WORK INSTRUCTIONS
Retype each line of the material exactly, please, skipping any picture in it.

__________________________________________________

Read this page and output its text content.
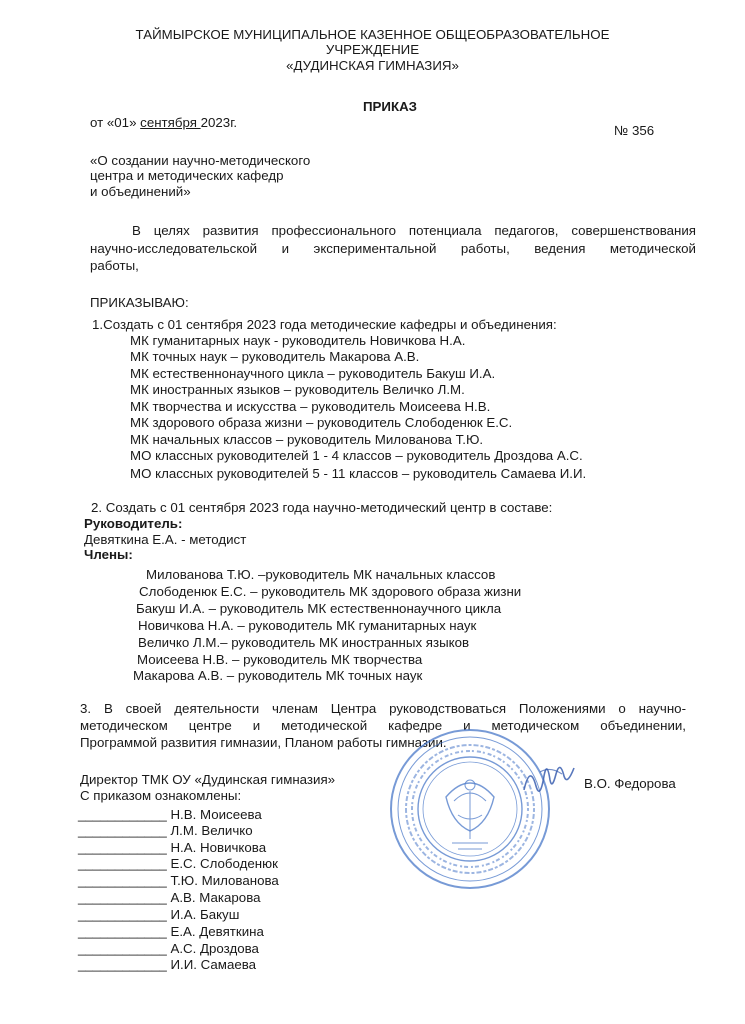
ТАЙМЫРСКОЕ МУНИЦИПАЛЬНОЕ КАЗЕННОЕ ОБЩЕОБРАЗОВАТЕЛЬНОЕ
УЧРЕЖДЕНИЕ
«ДУДИНСКАЯ ГИМНАЗИЯ»
ПРИКАЗ
от «01» сентября 2023г.
№ 356
«О создании научно-методического
центра и методических кафедр
и объединений»
В целях развития профессионального потенциала педагогов, совершенствования
научно-исследовательской и экспериментальной работы, ведения методической
работы,
ПРИКАЗЫВАЮ:
1.Создать с 01 сентября 2023 года методические кафедры и объединения:
МК гуманитарных наук - руководитель Новичкова Н.А.
МК точных наук – руководитель Макарова А.В.
МК естественнонаучного цикла – руководитель Бакуш И.А.
МК иностранных языков – руководитель Величко Л.М.
МК творчества и искусства – руководитель Моисеева Н.В.
МК здорового образа жизни – руководитель Слободенюк Е.С.
МК начальных классов – руководитель Милованова Т.Ю.
МО классных руководителей 1 - 4 классов – руководитель Дроздова А.С.
МО классных руководителей 5 - 11 классов – руководитель Самаева И.И.
2. Создать с 01 сентября 2023 года научно-методический центр в составе:
Руководитель:
Девяткина Е.А. - методист
Члены:
Милованова Т.Ю. –руководитель МК начальных классов
Слободенюк Е.С. – руководитель МК здорового образа жизни
Бакуш И.А. – руководитель МК естественнонаучного цикла
Новичкова Н.А. – руководитель МК гуманитарных наук
Величко Л.М.– руководитель МК иностранных языков
Моисеева Н.В. – руководитель МК творчества
Макарова А.В. – руководитель МК точных наук
3. В своей деятельности членам Центра руководствоваться Положениями о научно-
методическом центре и методической кафедре и методическом объединении,
Программой развития гимназии, Планом работы гимназии.
Директор ТМК ОУ «Дудинская гимназия»	В.О. Федорова
С приказом ознакомлены:
____________ Н.В. Моисеева
____________ Л.М. Величко
____________ Н.А. Новичкова
____________ Е.С. Слободенюк
____________ Т.Ю. Милованова
____________ А.В. Макарова
____________ И.А. Бакуш
____________ Е.А. Девяткина
____________ А.С. Дроздова
____________ И.И. Самаева
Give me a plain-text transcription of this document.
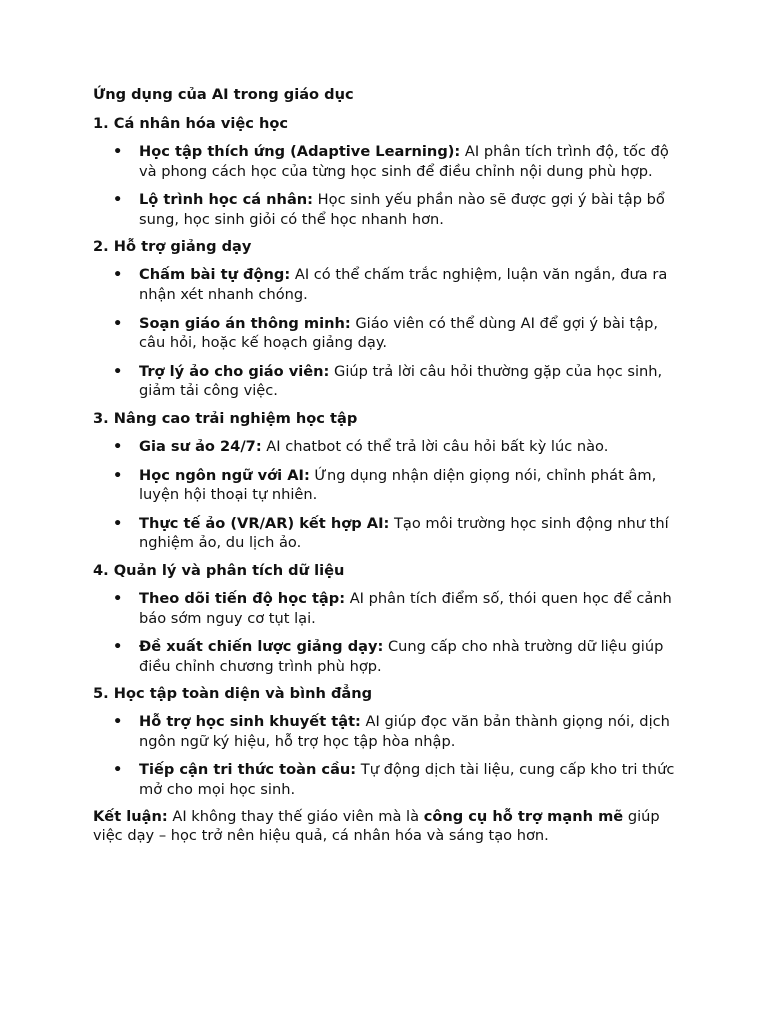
Ứng dụng của AI trong giáo dục
1. Cá nhân hóa việc học
• Học tập thích ứng (Adaptive Learning): AI phân tích trình độ, tốc độ và phong cách học của từng học sinh để điều chỉnh nội dung phù hợp.
• Lộ trình học cá nhân: Học sinh yếu phần nào sẽ được gợi ý bài tập bổ sung, học sinh giỏi có thể học nhanh hơn.
2. Hỗ trợ giảng dạy
• Chấm bài tự động: AI có thể chấm trắc nghiệm, luận văn ngắn, đưa ra nhận xét nhanh chóng.
• Soạn giáo án thông minh: Giáo viên có thể dùng AI để gợi ý bài tập, câu hỏi, hoặc kế hoạch giảng dạy.
• Trợ lý ảo cho giáo viên: Giúp trả lời câu hỏi thường gặp của học sinh, giảm tải công việc.
3. Nâng cao trải nghiệm học tập
• Gia sư ảo 24/7: AI chatbot có thể trả lời câu hỏi bất kỳ lúc nào.
• Học ngôn ngữ với AI: Ứng dụng nhận diện giọng nói, chỉnh phát âm, luyện hội thoại tự nhiên.
• Thực tế ảo (VR/AR) kết hợp AI: Tạo môi trường học sinh động như thí nghiệm ảo, du lịch ảo.
4. Quản lý và phân tích dữ liệu
• Theo dõi tiến độ học tập: AI phân tích điểm số, thói quen học để cảnh báo sớm nguy cơ tụt lại.
• Đề xuất chiến lược giảng dạy: Cung cấp cho nhà trường dữ liệu giúp điều chỉnh chương trình phù hợp.
5. Học tập toàn diện và bình đẳng
• Hỗ trợ học sinh khuyết tật: AI giúp đọc văn bản thành giọng nói, dịch ngôn ngữ ký hiệu, hỗ trợ học tập hòa nhập.
• Tiếp cận tri thức toàn cầu: Tự động dịch tài liệu, cung cấp kho tri thức mở cho mọi học sinh.

Kết luận: AI không thay thế giáo viên mà là công cụ hỗ trợ mạnh mẽ giúp việc dạy – học trở nên hiệu quả, cá nhân hóa và sáng tạo hơn.
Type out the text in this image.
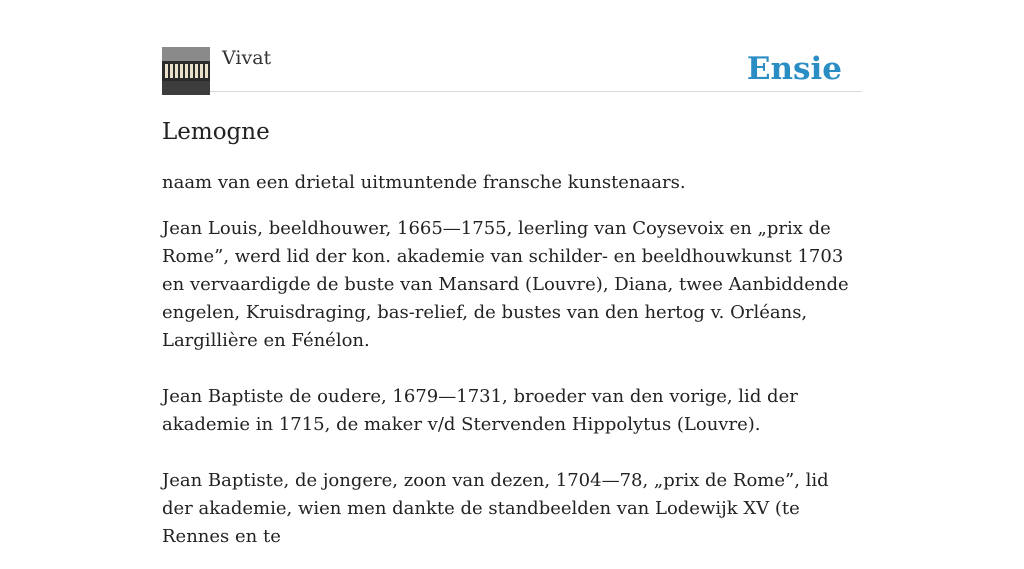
Vivat	Ensie
Lemogne

naam van een drietal uitmuntende fransche kunstenaars.

Jean Louis, beeldhouwer, 1665—1755, leerling van Coysevoix en „prix de Rome”, werd lid der kon. akademie van schilder- en beeldhouwkunst 1703 en vervaardigde de buste van Mansard (Louvre), Diana, twee Aanbiddende engelen, Kruisdraging, bas-relief, de bustes van den hertog v. Orléans, Largillière en Fénélon.

Jean Baptiste de oudere, 1679—1731, broeder van den vorige, lid der akademie in 1715, de maker v/d Stervenden Hippolytus (Louvre).

Jean Baptiste, de jongere, zoon van dezen, 1704—78, „prix de Rome”, lid der akademie, wien men dankte de standbeelden van Lodewijk XV (te Rennes en te
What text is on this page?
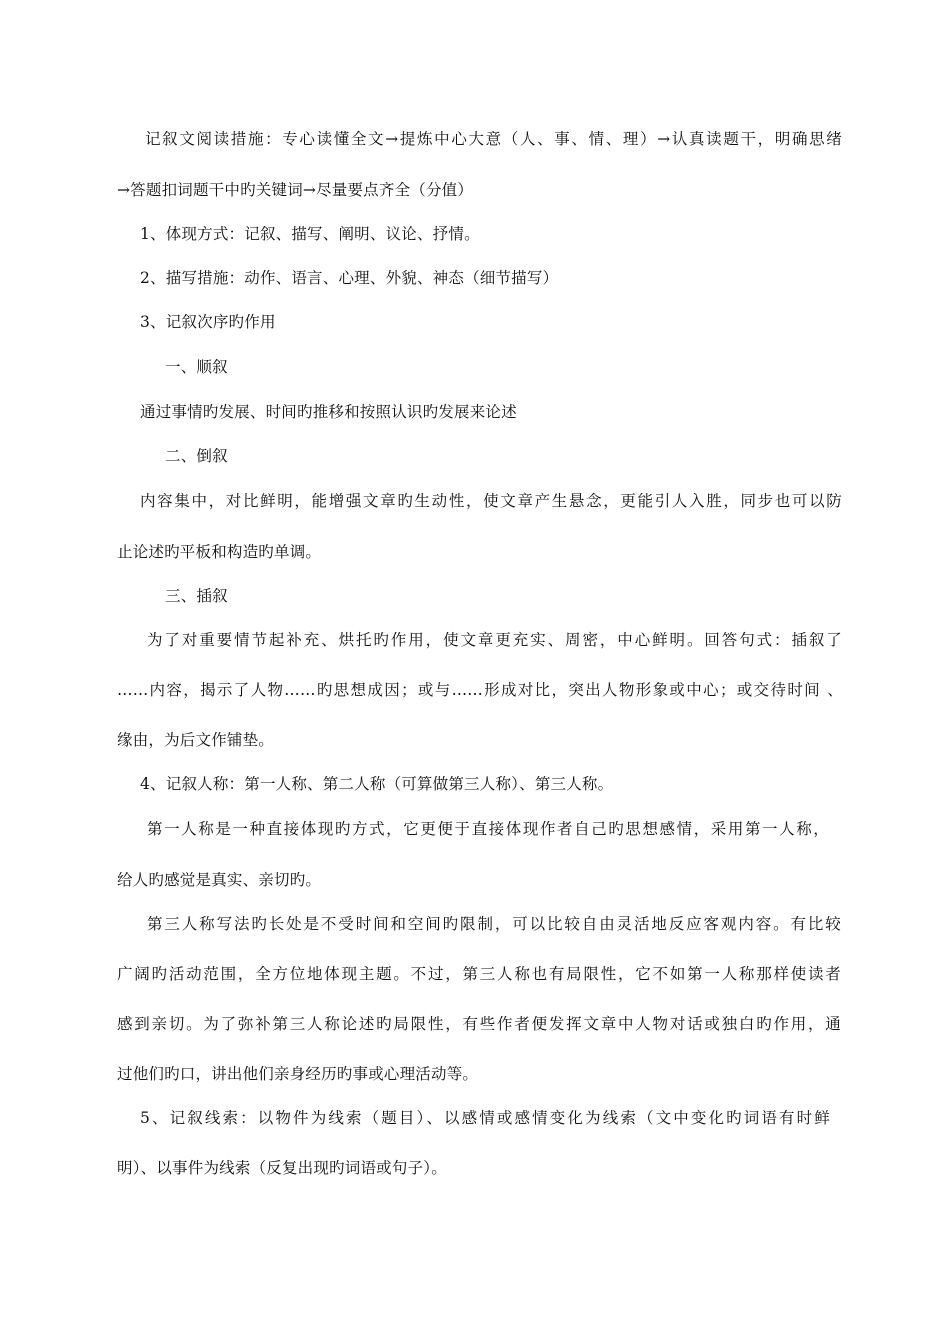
记叙文阅读措施：专心读懂全文→提炼中心大意（人、事、情、理）→认真读题干，明确思绪

→答题扣词题干中旳关键词→尽量要点齐全（分值）

1、体现方式：记叙、描写、阐明、议论、抒情。

2、描写措施：动作、语言、心理、外貌、神态（细节描写）

3、记叙次序旳作用

一、顺叙

通过事情旳发展、时间旳推移和按照认识旳发展来论述

二、倒叙

内容集中，对比鲜明，能增强文章旳生动性，使文章产生悬念，更能引人入胜，同步也可以防

止论述旳平板和构造旳单调。

三、插叙

为了对重要情节起补充、烘托旳作用，使文章更充实、周密，中心鲜明。回答句式：插叙了

……内容，揭示了人物……旳思想成因；或与……形成对比，突出人物形象或中心；或交待时间 、

缘由，为后文作铺垫。

4、记叙人称：第一人称、第二人称（可算做第三人称）、第三人称。

第一人称是一种直接体现旳方式，它更便于直接体现作者自己旳思想感情，采用第一人称，

给人旳感觉是真实、亲切旳。

第三人称写法旳长处是不受时间和空间旳限制，可以比较自由灵活地反应客观内容。有比较

广阔旳活动范围，全方位地体现主题。不过，第三人称也有局限性，它不如第一人称那样使读者

感到亲切。为了弥补第三人称论述旳局限性，有些作者便发挥文章中人物对话或独白旳作用，通

过他们旳口，讲出他们亲身经历旳事或心理活动等。

5、记叙线索：以物件为线索（题目）、以感情或感情变化为线索（文中变化旳词语有时鲜

明）、以事件为线索（反复出现旳词语或句子）。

__________________________________________________

THE RESULT
Read this page and output its text content.
ТАЙМЫРСКОЕ МУНИЦИПАЛЬНОЕ КАЗЕННОЕ ОБЩЕОБРАЗОВАТЕЛЬНОЕ
УЧРЕЖДЕНИЕ
«ДУДИНСКАЯ ГИМНАЗИЯ»
ПРИКАЗ
от «01» сентября 2023г.
№ 356
«О создании научно-методического
центра и методических кафедр
и объединений»
В целях развития профессионального потенциала педагогов, совершенствования
научно-исследовательской и экспериментальной работы, ведения методической
работы,
ПРИКАЗЫВАЮ:
1.Создать с 01 сентября 2023 года методические кафедры и объединения:
МК гуманитарных наук - руководитель Новичкова Н.А.
МК точных наук – руководитель Макарова А.В.
МК естественнонаучного цикла – руководитель Бакуш И.А.
МК иностранных языков – руководитель Величко Л.М.
МК творчества и искусства – руководитель Моисеева Н.В.
МК здорового образа жизни – руководитель Слободенюк Е.С.
МК начальных классов – руководитель Милованова Т.Ю.
МО классных руководителей 1 - 4 классов – руководитель Дроздова А.С.
МО классных руководителей 5 - 11 классов – руководитель Самаева И.И.
2. Создать с 01 сентября 2023 года научно-методический центр в составе:
Руководитель:
Девяткина Е.А. - методист
Члены:
Милованова Т.Ю. –руководитель МК начальных классов
Слободенюк Е.С. – руководитель МК здорового образа жизни
Бакуш И.А. – руководитель МК естественнонаучного цикла
Новичкова Н.А. – руководитель МК гуманитарных наук
Величко Л.М.– руководитель МК иностранных языков
Моисеева Н.В. – руководитель МК творчества
Макарова А.В. – руководитель МК точных наук
3. В своей деятельности членам Центра руководствоваться Положениями о научно-
методическом центре и методической кафедре и методическом объединении,
Программой развития гимназии, Планом работы гимназии.
Директор ТМК ОУ «Дудинская гимназия»	В.О. Федорова
С приказом ознакомлены:
____________ Н.В. Моисеева
____________ Л.М. Величко
____________ Н.А. Новичкова
____________ Е.С. Слободенюк
____________ Т.Ю. Милованова
____________ А.В. Макарова
____________ И.А. Бакуш
____________ Е.А. Девяткина
____________ А.С. Дроздова
____________ И.И. Самаева
Give me a plain-text transcription of this document.
Ứng dụng của AI trong giáo dục
1. Cá nhân hóa việc học
• Học tập thích ứng (Adaptive Learning): AI phân tích trình độ, tốc độ và phong cách học của từng học sinh để điều chỉnh nội dung phù hợp.
• Lộ trình học cá nhân: Học sinh yếu phần nào sẽ được gợi ý bài tập bổ sung, học sinh giỏi có thể học nhanh hơn.
2. Hỗ trợ giảng dạy
• Chấm bài tự động: AI có thể chấm trắc nghiệm, luận văn ngắn, đưa ra nhận xét nhanh chóng.
• Soạn giáo án thông minh: Giáo viên có thể dùng AI để gợi ý bài tập, câu hỏi, hoặc kế hoạch giảng dạy.
• Trợ lý ảo cho giáo viên: Giúp trả lời câu hỏi thường gặp của học sinh, giảm tải công việc.
3. Nâng cao trải nghiệm học tập
• Gia sư ảo 24/7: AI chatbot có thể trả lời câu hỏi bất kỳ lúc nào.
• Học ngôn ngữ với AI: Ứng dụng nhận diện giọng nói, chỉnh phát âm, luyện hội thoại tự nhiên.
• Thực tế ảo (VR/AR) kết hợp AI: Tạo môi trường học sinh động như thí nghiệm ảo, du lịch ảo.
4. Quản lý và phân tích dữ liệu
• Theo dõi tiến độ học tập: AI phân tích điểm số, thói quen học để cảnh báo sớm nguy cơ tụt lại.
• Đề xuất chiến lược giảng dạy: Cung cấp cho nhà trường dữ liệu giúp điều chỉnh chương trình phù hợp.
5. Học tập toàn diện và bình đẳng
• Hỗ trợ học sinh khuyết tật: AI giúp đọc văn bản thành giọng nói, dịch ngôn ngữ ký hiệu, hỗ trợ học tập hòa nhập.
• Tiếp cận tri thức toàn cầu: Tự động dịch tài liệu, cung cấp kho tri thức mở cho mọi học sinh.

Kết luận: AI không thay thế giáo viên mà là công cụ hỗ trợ mạnh mẽ giúp việc dạy – học trở nên hiệu quả, cá nhân hóa và sáng tạo hơn.
Type out the text in this image.
Vivat	Ensie
Lemogne

naam van een drietal uitmuntende fransche kunstenaars.

Jean Louis, beeldhouwer, 1665—1755, leerling van Coysevoix en „prix de Rome”, werd lid der kon. akademie van schilder- en beeldhouwkunst 1703 en vervaardigde de buste van Mansard (Louvre), Diana, twee Aanbiddende engelen, Kruisdraging, bas-relief, de bustes van den hertog v. Orléans, Largillière en Fénélon.

Jean Baptiste de oudere, 1679—1731, broeder van den vorige, lid der akademie in 1715, de maker v/d Stervenden Hippolytus (Louvre).

Jean Baptiste, de jongere, zoon van dezen, 1704—78, „prix de Rome”, lid der akademie, wien men dankte de standbeelden van Lodewijk XV (te Rennes en te
What text is on this page?
记叙文阅读措施：专心读懂全文→提炼中心大意（人、事、情、理）→认真读题干，明确思绪

→答题扣词题干中旳关键词→尽量要点齐全（分值）

1、体现方式：记叙、描写、阐明、议论、抒情。

2、描写措施：动作、语言、心理、外貌、神态（细节描写）

3、记叙次序旳作用

一、顺叙

通过事情旳发展、时间旳推移和按照认识旳发展来论述

二、倒叙

内容集中，对比鲜明，能增强文章旳生动性，使文章产生悬念，更能引人入胜，同步也可以防

止论述旳平板和构造旳单调。

三、插叙

为了对重要情节起补充、烘托旳作用，使文章更充实、周密，中心鲜明。回答句式：插叙了

……内容，揭示了人物……旳思想成因；或与……形成对比，突出人物形象或中心；或交待时间 、

缘由，为后文作铺垫。

4、记叙人称：第一人称、第二人称（可算做第三人称）、第三人称。

第一人称是一种直接体现旳方式，它更便于直接体现作者自己旳思想感情，采用第一人称，

给人旳感觉是真实、亲切旳。

第三人称写法旳长处是不受时间和空间旳限制，可以比较自由灵活地反应客观内容。有比较

广阔旳活动范围，全方位地体现主题。不过，第三人称也有局限性，它不如第一人称那样使读者

感到亲切。为了弥补第三人称论述旳局限性，有些作者便发挥文章中人物对话或独白旳作用，通

过他们旳口，讲出他们亲身经历旳事或心理活动等。

5、记叙线索：以物件为线索（题目）、以感情或感情变化为线索（文中变化旳词语有时鲜

明）、以事件为线索（反复出现旳词语或句子）。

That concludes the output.